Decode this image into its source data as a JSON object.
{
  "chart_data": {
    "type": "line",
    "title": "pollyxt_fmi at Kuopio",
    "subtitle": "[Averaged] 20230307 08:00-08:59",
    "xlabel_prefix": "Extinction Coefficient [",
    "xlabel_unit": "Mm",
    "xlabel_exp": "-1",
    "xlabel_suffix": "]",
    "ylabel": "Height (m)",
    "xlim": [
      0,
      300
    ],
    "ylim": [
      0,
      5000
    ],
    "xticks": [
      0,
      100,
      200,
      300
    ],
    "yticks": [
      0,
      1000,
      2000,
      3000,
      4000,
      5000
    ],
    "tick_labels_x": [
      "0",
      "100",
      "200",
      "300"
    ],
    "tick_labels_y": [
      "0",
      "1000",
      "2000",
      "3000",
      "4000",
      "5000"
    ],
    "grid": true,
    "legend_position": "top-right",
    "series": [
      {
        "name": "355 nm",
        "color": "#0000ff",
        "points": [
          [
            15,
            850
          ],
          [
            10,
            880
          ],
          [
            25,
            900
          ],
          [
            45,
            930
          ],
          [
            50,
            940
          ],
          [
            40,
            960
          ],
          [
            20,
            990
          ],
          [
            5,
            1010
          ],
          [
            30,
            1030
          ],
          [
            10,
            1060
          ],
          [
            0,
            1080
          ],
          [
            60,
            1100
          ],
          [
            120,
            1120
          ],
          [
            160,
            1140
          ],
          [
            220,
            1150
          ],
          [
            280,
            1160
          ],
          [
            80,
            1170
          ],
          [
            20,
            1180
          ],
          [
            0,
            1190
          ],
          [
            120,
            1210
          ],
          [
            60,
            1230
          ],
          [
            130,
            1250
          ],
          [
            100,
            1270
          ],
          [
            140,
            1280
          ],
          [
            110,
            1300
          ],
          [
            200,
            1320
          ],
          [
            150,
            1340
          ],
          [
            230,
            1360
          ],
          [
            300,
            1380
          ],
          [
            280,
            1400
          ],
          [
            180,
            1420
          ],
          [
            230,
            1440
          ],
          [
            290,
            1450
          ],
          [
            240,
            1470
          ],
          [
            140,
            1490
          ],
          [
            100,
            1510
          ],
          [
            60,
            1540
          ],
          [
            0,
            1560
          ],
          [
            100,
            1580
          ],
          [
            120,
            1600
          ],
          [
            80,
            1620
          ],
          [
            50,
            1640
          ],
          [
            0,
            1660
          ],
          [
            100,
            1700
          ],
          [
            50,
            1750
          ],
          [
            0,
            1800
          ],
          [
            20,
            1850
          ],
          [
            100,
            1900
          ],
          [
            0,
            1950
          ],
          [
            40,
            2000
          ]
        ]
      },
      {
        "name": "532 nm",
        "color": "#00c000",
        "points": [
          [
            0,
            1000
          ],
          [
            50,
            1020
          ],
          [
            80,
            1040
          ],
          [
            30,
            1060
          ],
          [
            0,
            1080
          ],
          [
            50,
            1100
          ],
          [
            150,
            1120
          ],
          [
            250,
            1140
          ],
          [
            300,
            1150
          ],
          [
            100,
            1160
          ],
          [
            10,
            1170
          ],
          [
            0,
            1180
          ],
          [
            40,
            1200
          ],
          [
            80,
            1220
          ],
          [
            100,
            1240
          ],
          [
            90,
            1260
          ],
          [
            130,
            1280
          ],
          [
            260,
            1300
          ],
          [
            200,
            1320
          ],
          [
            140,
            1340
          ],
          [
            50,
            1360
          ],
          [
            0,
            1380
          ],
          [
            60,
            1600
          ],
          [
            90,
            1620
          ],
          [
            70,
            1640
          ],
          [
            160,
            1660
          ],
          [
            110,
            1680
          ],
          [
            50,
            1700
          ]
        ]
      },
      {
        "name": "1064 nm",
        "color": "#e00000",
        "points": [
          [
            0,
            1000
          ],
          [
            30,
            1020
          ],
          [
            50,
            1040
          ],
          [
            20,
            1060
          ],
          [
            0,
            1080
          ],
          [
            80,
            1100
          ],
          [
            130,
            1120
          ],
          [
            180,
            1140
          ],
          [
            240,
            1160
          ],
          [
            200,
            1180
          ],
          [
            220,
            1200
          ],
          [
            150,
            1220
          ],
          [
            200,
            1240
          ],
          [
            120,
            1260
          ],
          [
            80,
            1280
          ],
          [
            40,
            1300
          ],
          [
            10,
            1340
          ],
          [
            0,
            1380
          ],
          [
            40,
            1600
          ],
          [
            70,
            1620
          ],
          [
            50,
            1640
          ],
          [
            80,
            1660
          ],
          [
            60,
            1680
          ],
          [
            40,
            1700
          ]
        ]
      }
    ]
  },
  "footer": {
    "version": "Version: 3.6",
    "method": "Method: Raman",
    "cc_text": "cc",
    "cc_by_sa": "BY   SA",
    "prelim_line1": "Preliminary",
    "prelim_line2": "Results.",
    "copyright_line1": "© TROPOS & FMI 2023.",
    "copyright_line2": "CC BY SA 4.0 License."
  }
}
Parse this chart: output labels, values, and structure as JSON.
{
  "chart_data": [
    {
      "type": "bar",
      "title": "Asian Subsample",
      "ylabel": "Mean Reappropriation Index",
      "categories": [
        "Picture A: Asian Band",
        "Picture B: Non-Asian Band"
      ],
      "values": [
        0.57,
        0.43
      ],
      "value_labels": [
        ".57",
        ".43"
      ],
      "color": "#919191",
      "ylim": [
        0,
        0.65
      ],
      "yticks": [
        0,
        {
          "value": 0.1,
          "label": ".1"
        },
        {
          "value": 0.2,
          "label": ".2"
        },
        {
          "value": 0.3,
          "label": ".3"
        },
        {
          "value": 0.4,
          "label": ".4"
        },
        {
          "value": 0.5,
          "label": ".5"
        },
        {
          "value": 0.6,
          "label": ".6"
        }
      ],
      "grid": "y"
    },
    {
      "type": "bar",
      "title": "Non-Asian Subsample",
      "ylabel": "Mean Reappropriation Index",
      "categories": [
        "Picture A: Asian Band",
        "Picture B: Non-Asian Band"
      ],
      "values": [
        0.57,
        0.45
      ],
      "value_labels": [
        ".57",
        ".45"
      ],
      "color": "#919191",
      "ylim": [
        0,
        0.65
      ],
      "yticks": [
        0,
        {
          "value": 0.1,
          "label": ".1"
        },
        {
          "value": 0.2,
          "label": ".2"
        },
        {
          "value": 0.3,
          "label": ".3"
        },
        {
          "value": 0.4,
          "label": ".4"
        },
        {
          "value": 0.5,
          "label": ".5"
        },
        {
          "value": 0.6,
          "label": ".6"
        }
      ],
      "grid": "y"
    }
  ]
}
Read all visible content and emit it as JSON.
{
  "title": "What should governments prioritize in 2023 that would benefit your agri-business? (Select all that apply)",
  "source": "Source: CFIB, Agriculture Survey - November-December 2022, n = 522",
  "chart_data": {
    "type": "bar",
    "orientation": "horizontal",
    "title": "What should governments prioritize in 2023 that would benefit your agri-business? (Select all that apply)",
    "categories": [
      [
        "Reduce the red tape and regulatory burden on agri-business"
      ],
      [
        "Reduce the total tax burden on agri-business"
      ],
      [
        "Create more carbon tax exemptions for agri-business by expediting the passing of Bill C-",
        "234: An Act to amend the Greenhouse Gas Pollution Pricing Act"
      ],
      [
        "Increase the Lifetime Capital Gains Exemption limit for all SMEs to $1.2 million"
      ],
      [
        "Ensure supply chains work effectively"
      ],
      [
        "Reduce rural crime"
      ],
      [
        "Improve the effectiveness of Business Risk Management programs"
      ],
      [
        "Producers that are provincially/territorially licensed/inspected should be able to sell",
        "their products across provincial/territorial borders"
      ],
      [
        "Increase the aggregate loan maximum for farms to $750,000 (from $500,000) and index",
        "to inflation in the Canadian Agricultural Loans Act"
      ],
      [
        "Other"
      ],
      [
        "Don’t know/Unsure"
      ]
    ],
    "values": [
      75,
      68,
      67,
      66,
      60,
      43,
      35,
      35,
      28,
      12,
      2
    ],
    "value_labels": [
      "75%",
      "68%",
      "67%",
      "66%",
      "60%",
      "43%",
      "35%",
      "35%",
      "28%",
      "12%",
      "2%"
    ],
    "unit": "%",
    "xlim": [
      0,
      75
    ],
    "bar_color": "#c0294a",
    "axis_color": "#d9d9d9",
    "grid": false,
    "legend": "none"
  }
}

▶ [Instructions for the task]: Tally up how many lines in the preceding listing contain the word "governments". Give nothing but the number.

▶ [Solution for this problem]: 2